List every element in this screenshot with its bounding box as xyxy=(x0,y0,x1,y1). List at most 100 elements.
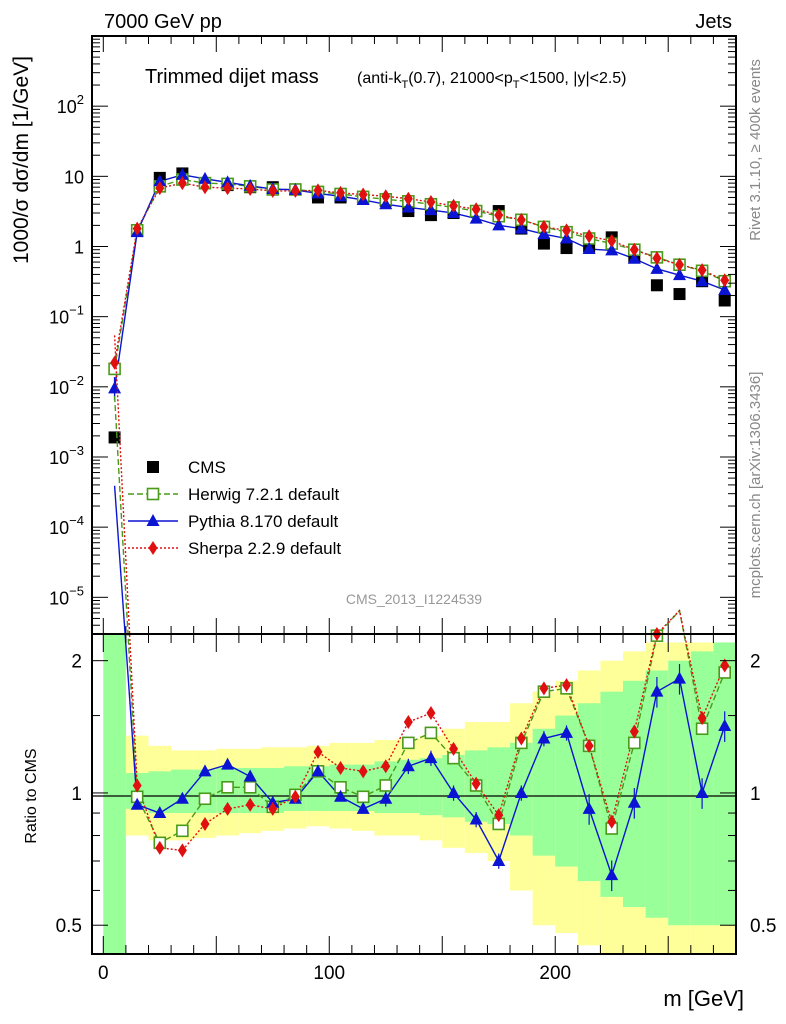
ratio-data-point xyxy=(516,731,526,746)
ratio-data-point xyxy=(673,671,687,684)
x-tick-label: 200 xyxy=(539,963,571,984)
ratio-data-point xyxy=(132,778,142,793)
main-data-point xyxy=(268,183,278,198)
main-y-tick-label: 10−3 xyxy=(49,443,84,468)
main-data-point xyxy=(720,273,730,288)
ratio-data-point xyxy=(198,764,212,777)
ratio-data-point xyxy=(492,854,506,867)
ratio-y-tick-label-right: 0.5 xyxy=(750,916,776,937)
main-data-point xyxy=(471,202,481,217)
main-data-point xyxy=(494,208,504,223)
main-y-tick-label: 102 xyxy=(57,92,84,117)
main-data-point xyxy=(223,181,233,196)
main-plot-panel: 10−5 10−4 10−3 10−2 10−1 1 10 102 xyxy=(49,35,737,635)
ratio-plot-axes: 0.5 0.5 1 1 2 2 0 100 200 xyxy=(56,634,776,984)
main-data-point xyxy=(153,174,167,187)
main-data-point xyxy=(403,191,413,206)
main-data-point xyxy=(652,251,662,266)
ratio-data-point xyxy=(605,868,619,881)
ratio-data-point xyxy=(426,706,436,721)
ratio-y-tick-label-right: 1 xyxy=(750,784,761,805)
main-y-axis-label: 1000/σ dσ/dm [1/GeV] xyxy=(10,56,33,264)
main-y-tick-label: 10−5 xyxy=(49,583,84,608)
main-data-point xyxy=(424,203,438,216)
ratio-data-point xyxy=(268,801,278,816)
ratio-data-point xyxy=(582,801,596,814)
x-tick-label: 100 xyxy=(313,963,345,984)
ratio-data-point xyxy=(175,791,189,804)
ratio-data-point xyxy=(266,795,280,808)
main-data-point xyxy=(110,355,120,370)
main-data-point xyxy=(650,261,664,274)
legend-label: Sherpa 2.2.9 default xyxy=(188,539,341,558)
main-data-point xyxy=(469,211,483,224)
ratio-data-point xyxy=(627,795,641,808)
ratio-band-green xyxy=(645,670,669,918)
legend-marker xyxy=(146,514,160,526)
main-data-point xyxy=(401,200,415,213)
ratio-data-point xyxy=(514,785,528,798)
mcplots-reference-note: mcplots.cern.ch [arXiv:1306.3436] xyxy=(747,372,764,599)
ratio-band-green xyxy=(600,691,624,897)
main-data-point xyxy=(381,189,391,204)
ratio-band-green xyxy=(171,769,194,814)
ratio-data-point xyxy=(607,814,617,829)
main-data-point xyxy=(155,181,165,196)
x-tick-label: 0 xyxy=(98,963,109,984)
legend-entry: Herwig 7.2.1 default xyxy=(128,485,339,504)
main-data-point xyxy=(562,223,572,238)
ratio-band-green xyxy=(397,759,420,814)
ratio-plot-marks xyxy=(113,335,732,892)
ratio-data-point xyxy=(695,785,709,798)
ratio-series-line xyxy=(113,396,726,844)
ratio-series-line xyxy=(113,335,726,852)
ratio-data-point xyxy=(334,789,348,802)
ratio-y-tick-label: 0.5 xyxy=(56,916,82,937)
main-data-point xyxy=(514,221,528,234)
main-y-tick-label: 10−1 xyxy=(49,303,84,328)
ratio-data-point xyxy=(539,681,549,696)
process-label: Jets xyxy=(695,11,732,33)
ratio-data-point xyxy=(537,731,551,744)
ratio-data-point xyxy=(356,801,370,814)
ratio-data-point xyxy=(221,781,234,794)
plot-title-cuts: (anti-kT(0.7), 21000<pT<1500, |y|<2.5) xyxy=(357,70,627,91)
ratio-uncertainty-bands xyxy=(103,634,736,954)
main-series-line xyxy=(113,182,725,363)
ratio-data-point xyxy=(379,779,393,792)
ratio-y-tick-label: 1 xyxy=(71,784,82,805)
ratio-series-line xyxy=(113,485,726,878)
ratio-data-point xyxy=(223,801,233,816)
ratio-data-point xyxy=(469,812,483,825)
main-y-tick-label: 1 xyxy=(74,237,84,257)
ratio-band-green xyxy=(577,703,601,882)
main-data-point xyxy=(426,195,436,210)
ratio-y-axis-label: Ratio to CMS xyxy=(23,748,40,843)
main-data-point xyxy=(607,233,617,248)
main-data-point xyxy=(629,242,639,257)
main-data-point xyxy=(108,381,122,394)
main-data-point xyxy=(177,176,187,191)
ratio-band-green xyxy=(103,634,126,954)
ratio-data-point xyxy=(336,760,346,775)
legend-label: Herwig 7.2.1 default xyxy=(188,485,339,504)
legend-marker xyxy=(148,541,158,555)
main-data-point xyxy=(673,288,686,301)
main-data-point xyxy=(718,282,732,295)
ratio-data-point xyxy=(720,658,730,673)
energy-label: 7000 GeV pp xyxy=(104,11,222,33)
main-data-point xyxy=(675,257,685,272)
legend-label: Pythia 8.170 default xyxy=(188,512,339,531)
main-data-point xyxy=(718,294,731,307)
ratio-data-point xyxy=(629,724,639,739)
main-data-point xyxy=(560,231,574,244)
ratio-data-point xyxy=(356,790,370,804)
legend-marker xyxy=(146,487,160,501)
ratio-band-green xyxy=(532,728,556,856)
ratio-band-green xyxy=(148,771,172,814)
main-data-point xyxy=(336,185,346,200)
analysis-id-label: CMS_2013_I1224539 xyxy=(346,591,482,607)
main-plot-axes: 10−5 10−4 10−3 10−2 10−1 1 10 102 xyxy=(49,36,736,635)
ratio-data-point xyxy=(176,824,189,838)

########

WRITTEN PROBLEM
Extract the data above line for line, without any changes, leaving out the picture.

EXERCISE ANSWER
List every element in this screenshot with its bounding box as xyxy=(x0,y0,x1,y1). List at most 100 elements.
ratio-data-point xyxy=(516,731,526,746)
ratio-data-point xyxy=(673,671,687,684)
x-tick-label: 200 xyxy=(539,963,571,984)
ratio-data-point xyxy=(132,778,142,793)
main-data-point xyxy=(268,183,278,198)
main-y-tick-label: 10−3 xyxy=(49,443,84,468)
main-data-point xyxy=(720,273,730,288)
ratio-data-point xyxy=(198,764,212,777)
ratio-data-point xyxy=(492,854,506,867)
ratio-y-tick-label-right: 0.5 xyxy=(750,916,776,937)
main-data-point xyxy=(471,202,481,217)
main-data-point xyxy=(494,208,504,223)
main-y-tick-label: 102 xyxy=(57,92,84,117)
main-data-point xyxy=(223,181,233,196)
main-plot-panel: 10−5 10−4 10−3 10−2 10−1 1 10 102 xyxy=(49,35,737,635)
ratio-plot-axes: 0.5 0.5 1 1 2 2 0 100 200 xyxy=(56,634,776,984)
main-data-point xyxy=(153,174,167,187)
main-data-point xyxy=(403,191,413,206)
main-data-point xyxy=(652,251,662,266)
ratio-data-point xyxy=(605,868,619,881)
ratio-data-point xyxy=(426,706,436,721)
ratio-y-tick-label-right: 1 xyxy=(750,784,761,805)
main-y-axis-label: 1000/σ dσ/dm [1/GeV] xyxy=(10,56,33,264)
main-y-tick-label: 10−5 xyxy=(49,583,84,608)
main-data-point xyxy=(424,203,438,216)
ratio-data-point xyxy=(268,801,278,816)
ratio-data-point xyxy=(582,801,596,814)
x-tick-label: 100 xyxy=(313,963,345,984)
ratio-data-point xyxy=(175,791,189,804)
ratio-data-point xyxy=(266,795,280,808)
main-data-point xyxy=(110,355,120,370)
main-data-point xyxy=(650,261,664,274)
legend-label: Sherpa 2.2.9 default xyxy=(188,539,341,558)
main-data-point xyxy=(469,211,483,224)
ratio-data-point xyxy=(627,795,641,808)
ratio-band-green xyxy=(645,670,669,918)
legend-marker xyxy=(146,514,160,526)
main-data-point xyxy=(401,200,415,213)
ratio-data-point xyxy=(514,785,528,798)
mcplots-reference-note: mcplots.cern.ch [arXiv:1306.3436] xyxy=(747,372,764,599)
ratio-band-green xyxy=(600,691,624,897)
main-data-point xyxy=(381,189,391,204)
ratio-band-green xyxy=(171,769,194,814)
ratio-data-point xyxy=(607,814,617,829)
main-data-point xyxy=(155,181,165,196)
x-tick-label: 0 xyxy=(98,963,109,984)
legend-entry: Herwig 7.2.1 default xyxy=(128,485,339,504)
main-data-point xyxy=(562,223,572,238)
ratio-band-green xyxy=(397,759,420,814)
ratio-plot-marks xyxy=(113,335,732,892)
ratio-data-point xyxy=(695,785,709,798)
ratio-series-line xyxy=(113,396,726,844)
ratio-series-line xyxy=(113,335,726,852)
ratio-data-point xyxy=(334,789,348,802)
ratio-y-tick-label: 0.5 xyxy=(56,916,82,937)
main-data-point xyxy=(514,221,528,234)
main-y-tick-label: 10−1 xyxy=(49,303,84,328)
ratio-data-point xyxy=(539,681,549,696)
process-label: Jets xyxy=(695,11,732,33)
ratio-data-point xyxy=(537,731,551,744)
ratio-data-point xyxy=(356,801,370,814)
ratio-data-point xyxy=(221,781,234,794)
plot-title-cuts: (anti-kT(0.7), 21000<pT<1500, |y|<2.5) xyxy=(357,70,627,91)
ratio-uncertainty-bands xyxy=(103,634,736,954)
main-series-line xyxy=(113,182,725,363)
ratio-data-point xyxy=(379,779,393,792)
ratio-y-tick-label: 1 xyxy=(71,784,82,805)
ratio-series-line xyxy=(113,485,726,878)
ratio-data-point xyxy=(223,801,233,816)
ratio-data-point xyxy=(469,812,483,825)
main-y-tick-label: 1 xyxy=(74,237,84,257)
ratio-band-green xyxy=(577,703,601,882)
main-data-point xyxy=(426,195,436,210)
ratio-y-axis-label: Ratio to CMS xyxy=(23,748,40,843)
main-data-point xyxy=(607,233,617,248)
main-data-point xyxy=(629,242,639,257)
main-data-point xyxy=(108,381,122,394)
main-data-point xyxy=(177,176,187,191)
ratio-band-green xyxy=(103,634,126,954)
ratio-data-point xyxy=(336,760,346,775)
legend-label: Herwig 7.2.1 default xyxy=(188,485,339,504)
legend-marker xyxy=(148,541,158,555)
main-data-point xyxy=(673,288,686,301)
main-data-point xyxy=(718,282,732,295)
ratio-data-point xyxy=(720,658,730,673)
energy-label: 7000 GeV pp xyxy=(104,11,222,33)
main-data-point xyxy=(675,257,685,272)
legend-label: Pythia 8.170 default xyxy=(188,512,339,531)
main-data-point xyxy=(718,294,731,307)
ratio-data-point xyxy=(629,724,639,739)
main-data-point xyxy=(560,231,574,244)
ratio-data-point xyxy=(356,790,370,804)
legend-marker xyxy=(146,487,160,501)
ratio-band-green xyxy=(532,728,556,856)
ratio-band-green xyxy=(148,771,172,814)
main-data-point xyxy=(336,185,346,200)
analysis-id-label: CMS_2013_I1224539 xyxy=(346,591,482,607)
main-plot-axes: 10−5 10−4 10−3 10−2 10−1 1 10 102 xyxy=(49,36,736,635)
ratio-data-point xyxy=(176,824,189,838)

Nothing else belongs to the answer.